• Auszug zum Lesen:
•••••
Gleichheit oder Verschiedenheit der transzendenten Ursachen. Dies reiche" (nach Helmholtz) „hin für die Annahme und Erkenntnis einer gesetzlichen Ordnung in der Transzendenz" (S. 33 - d. h. im Objektiv-Realen). Gegen dieses „dogmatische Vorurteil Helmholtz'" wettert nun Leclair: „Berkeleys Gott", ruft er aus, „als hypothetische Ursache des naturgesetzlidhen Ideenablaufes in unserem Geiste, ist mindestens ebensosehr geeignet, unser Kausalitätsbedürfnis zu befriedigen, als eine Welt von Außendingen." (34.) Eine „konsequente Durchführung der Symboltheorie" ... ist unmöglich „ohne einen ausgiebigen Zusatz von realismus vulgaris" (S. 35) - (d. h. Materialismus).
•••••
Einträge des Layout-Datensatzes
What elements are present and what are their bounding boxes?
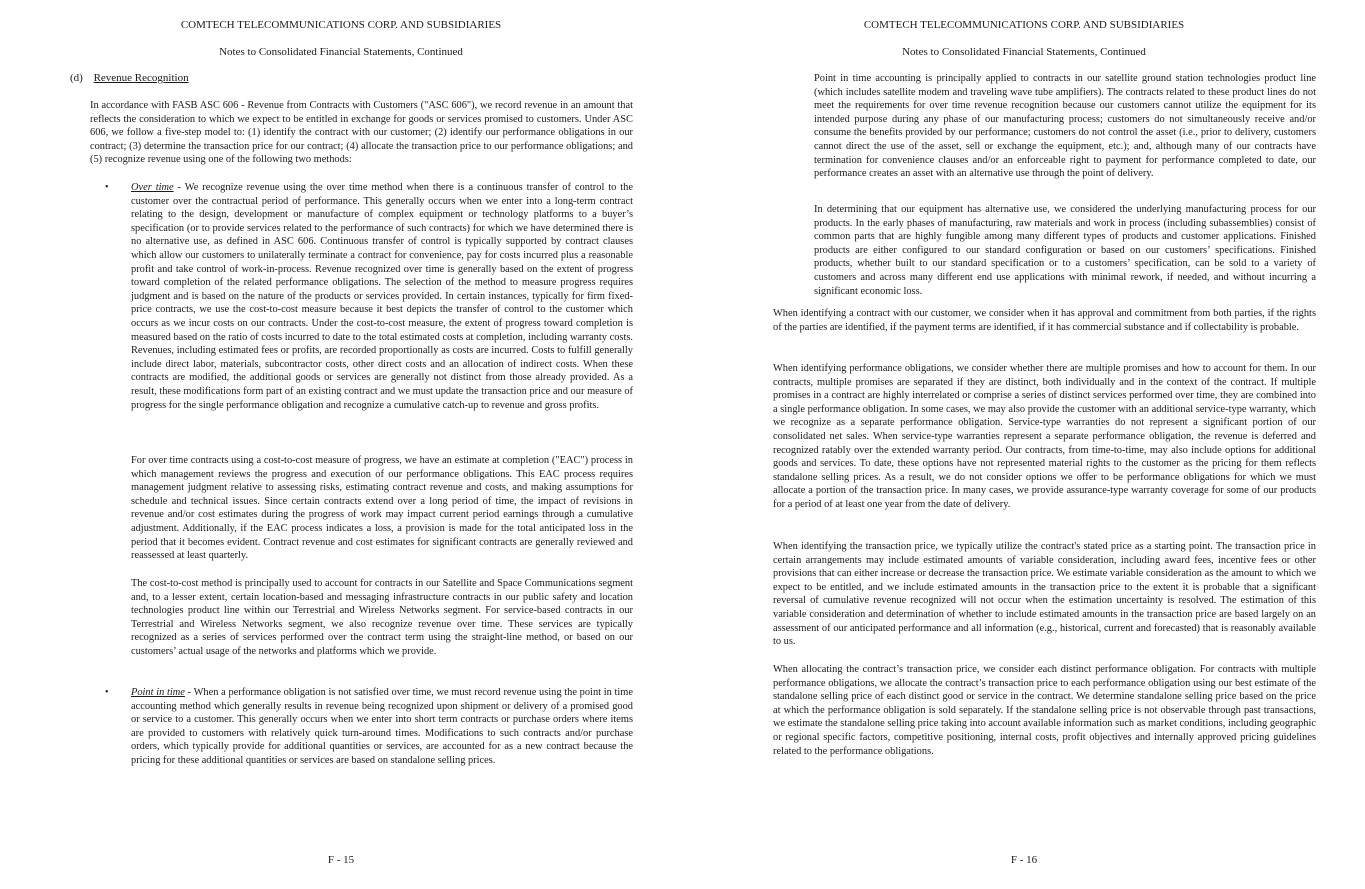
- page-number: F - 15: [327, 854, 355, 866]
- page-f16: [683, 0, 1365, 889]
- term-over-time: Over time: [131, 182, 174, 193]
- bullet-over-time-text: - We recognize revenue using the over time method when there is a continuous transfer of control to the customer over the contractual period of performance. This generally occurs when we enter into a long-term contract relating to the design, development or manufacture of complex equipment or technology platforms to a buyer’s specification (or to provide services related to the performance of such contracts) for which we have determined there is no alternative use, as defined in ASC 606. Continuous transfer of control is typically supported by contract clauses which allow our customers to unilaterally terminate a contract for convenience, pay for costs incurred plus a reasonable profit and take control of work-in-process. Revenue recognized over time is generally based on the extent of progress toward completion of the related performance obligations. The selection of the method to measure progress requires judgment and is based on the nature of the products or services provided. In certain instances, typically for firm fixed-price contracts, we use the cost-to-cost measure because it best depicts the transfer of control to the customer which occurs as we incur costs on our contracts. Under the cost-to-cost measure, the extent of progress toward completion is measured based on the ratio of costs incurred to date to the total estimated costs at completion, including warranty costs. Revenues, including estimated fees or profits, are recorded proportionally as costs are incurred. Costs to fulfill generally include direct labor, materials, subcontractor costs, other direct costs and an allocation of indirect costs. When these contracts are modified, the additional goods or services are generally not distinct from those already provided. As a result, these modifications form part of an existing contract and we must update the transaction price and our measure of progress for the single performance obligation and recognize a cumulative catch-up to revenue and gross profits.: [131, 182, 633, 411]
- identify-contract-paragraph: When identifying a contract with our customer, we consider when it has approval and commitment from both parties, if the rights of the parties are identified, if the payment terms are identified, if it has commercial substance and if collectability is probable.: [773, 308, 1316, 333]
- alternative-use-paragraph: In determining that our equipment has alternative use, we considered the underlying manufacturing process for our products. In the early phases of manufacturing, raw materials and work in process (including subassemblies) consist of common parts that are highly fungible among many different types of products and customer applications. Finished products are either configured to our standard configuration or based on our customers’ specifications. Finished products, whether built to our standard specification or to a customers’ specification, can be sold to a variety of customers and across many different end use applications with minimal rework, if needed, and without incurring a significant economic loss.: [814, 204, 1316, 297]
- eac-paragraph: For over time contracts using a cost-to-cost measure of progress, we have an estimate at completion ("EAC") process in which management reviews the progress and execution of our performance obligations. This EAC process requires management judgment relative to assessing risks, estimating contract revenue and costs, and making assumptions for schedule and technical issues. Since certain contracts extend over a long period of time, the impact of revisions in revenue and/or cost estimates during the progress of work may impact current period earnings through a cumulative adjustment. Additionally, if the EAC process indicates a loss, a provision is made for the total anticipated loss in the period that it becomes evident. Contract revenue and cost estimates for significant contracts are generally reviewed and reassessed at least quarterly.: [131, 455, 633, 562]
- term-point-in-time: Point in time: [131, 687, 185, 698]
- bullet-over-time: [131, 181, 633, 412]
- allocation-paragraph: When allocating the contract’s transaction price, we consider each distinct performance obligation. For contracts with multiple performance obligations, we allocate the contract’s transaction price to each performance obligation using our best estimate of the standalone selling price of each distinct good or service in the contract. We determine standalone selling price based on the price at which the performance obligation is sold separately. If the standalone selling price is not observable through past transactions, we estimate the standalone selling price taking into account available information such as market conditions, including geographic or regional specific factors, competitive positioning, internal costs, profit objectives and internally approved pricing guidelines related to the performance obligations.: [773, 664, 1316, 757]
- performance-obligations-paragraph: When identifying performance obligations, we consider whether there are multiple promises and how to account for them. In our contracts, multiple promises are separated if they are distinct, both individually and in the context of the contract. If multiple promises in a contract are highly interrelated or comprise a series of distinct services performed over time, they are combined into a single performance obligation. In some cases, we may also provide the customer with an additional service-type warranty, which we recognize as a separate performance obligation. Service-type warranties do not represent a significant portion of our consolidated net sales. When service-type warranties represent a separate performance obligation, the revenue is deferred and recognized ratably over the extended warranty period. Our contracts, from time-to-time, may also include options for additional goods and services. To date, these options have not represented material rights to the customer as the pricing for them reflects standalone selling prices. As a result, we do not consider options we offer to be performance obligations for which we must allocate a portion of the transaction price. In many cases, we provide assurance-type warranty coverage for some of our products for a period of at least one year from the date of delivery.: [773, 363, 1316, 510]
- section-title: Revenue Recognition: [93, 72, 189, 84]
- notes-title: Notes to Consolidated Financial Statements, Continued: [219, 46, 463, 58]
- bullet-marker: •: [105, 687, 109, 698]
- page-number: F - 16: [1010, 854, 1038, 866]
- company-header: COMTECH TELECOMMUNICATIONS CORP. AND SUBSIDIARIES: [180, 19, 502, 31]
- bullet-point-in-time-text: - When a performance obligation is not satisfied over time, we must record revenue using the point in time accounting method which generally results in revenue being recognized upon shipment or delivery of a promised good or service to a customer. This generally occurs when we enter into short term contracts or purchase orders where items are provided to customers with relatively quick turn-around times. Modifications to such contracts and/or purchase orders, which typically provide for additional quantities or services, are accounted for as a new contract because the pricing for these additional quantities or services are based on standalone selling prices.: [131, 687, 634, 766]
- section-label: (d): [70, 72, 83, 84]
- page-f15: [0, 0, 682, 889]
- bullet-marker: •: [105, 182, 109, 193]
- intro-paragraph: In accordance with FASB ASC 606 - Revenue from Contracts with Customers ("ASC 606"), we record revenue in an amount that reflects the consideration to which we expect to be entitled in exchange for goods or services promised to customers. Under ASC 606, we follow a five-step model to: (1) identify the contract with our customer; (2) identify our performance obligations in our contract; (3) determine the transaction price for our contract; (4) allocate the transaction price to our performance obligations; and (5) recognize revenue using one of the following two methods:: [90, 100, 633, 166]
- bullet-point-in-time: [131, 686, 633, 768]
- company-header: COMTECH TELECOMMUNICATIONS CORP. AND SUBSIDIARIES: [863, 19, 1185, 31]
- section-heading: [70, 72, 189, 86]
- notes-title: Notes to Consolidated Financial Statements, Continued: [902, 46, 1146, 58]
- point-in-time-paragraph: Point in time accounting is principally applied to contracts in our satellite ground station technologies product line (which includes satellite modem and traveling wave tube amplifiers). The contracts related to these product lines do not meet the requirements for over time revenue recognition because our customers cannot utilize the equipment for its intended purpose during any phase of our manufacturing process; customers do not simultaneously receive and/or consume the benefits provided by our performance; customers do not control the asset (i.e., prior to delivery, customers cannot direct the use of the asset, sell or exchange the equipment, etc.); and, although many of our contracts have termination for convenience clauses and/or an enforceable right to payment for performance completed to date, our performance creates an asset with an alternative use through the point of delivery.: [814, 73, 1316, 180]
- transaction-price-paragraph: When identifying the transaction price, we typically utilize the contract's stated price as a starting point. The transaction price in certain arrangements may include estimated amounts of variable consideration, including award fees, incentive fees or other provisions that can either increase or decrease the transaction price. We estimate variable consideration as the amount to which we expect to be entitled, and we include estimated amounts in the transaction price to the extent it is probable that a significant reversal of cumulative revenue recognized will not occur when the estimation uncertainty is resolved. The estimation of this variable consideration and determination of whether to include estimated amounts in the transaction price are based largely on an assessment of our anticipated performance and all information (e.g., historical, current and forecasted) that is reasonably available to us.: [773, 541, 1316, 648]
- cost-to-cost-paragraph: The cost-to-cost method is principally used to account for contracts in our Satellite and Space Communications segment and, to a lesser extent, certain location-based and messaging infrastructure contracts in our public safety and location technologies product line within our Terrestrial and Wireless Networks segment. For service-based contracts in our Terrestrial and Wireless Networks segment, we also recognize revenue over time. These services are typically recognized as a series of services performed over the contract term using the straight-line method, or based on our customers’ actual usage of the networks and platforms which we provide.: [131, 578, 633, 657]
•••••
• Übungsziel: Schreib aus dem Auszug über Helmholtz' Symboltheorie den Abschnitt wortgetreu ab, der bei „Gleichheit oder Verschiedenheit“ beginnt und bei „(d. h. Materialismus).“ endet.

• Antwort:
Gleichheit oder Verschiedenheit der transzendenten Ursachen. Dies reiche" (nach Helmholtz) „hin für die Annahme und Erkenntnis einer gesetzlichen Ordnung in der Transzendenz" (S. 33 - d. h. im Objektiv-Realen). Gegen dieses „dogmatische Vorurteil Helmholtz'" wettert nun Leclair: „Berkeleys Gott", ruft er aus, „als hypothetische Ursache des naturgesetzlidhen Ideenablaufes in unserem Geiste, ist mindestens ebensosehr geeignet, unser Kausalitätsbedürfnis zu befriedigen, als eine Welt von Außendingen." (34.) Eine „konsequente Durchführung der Symboltheorie" ... ist unmöglich „ohne einen ausgiebigen Zusatz von realismus vulgaris" (S. 35) - (d. h. Materialismus).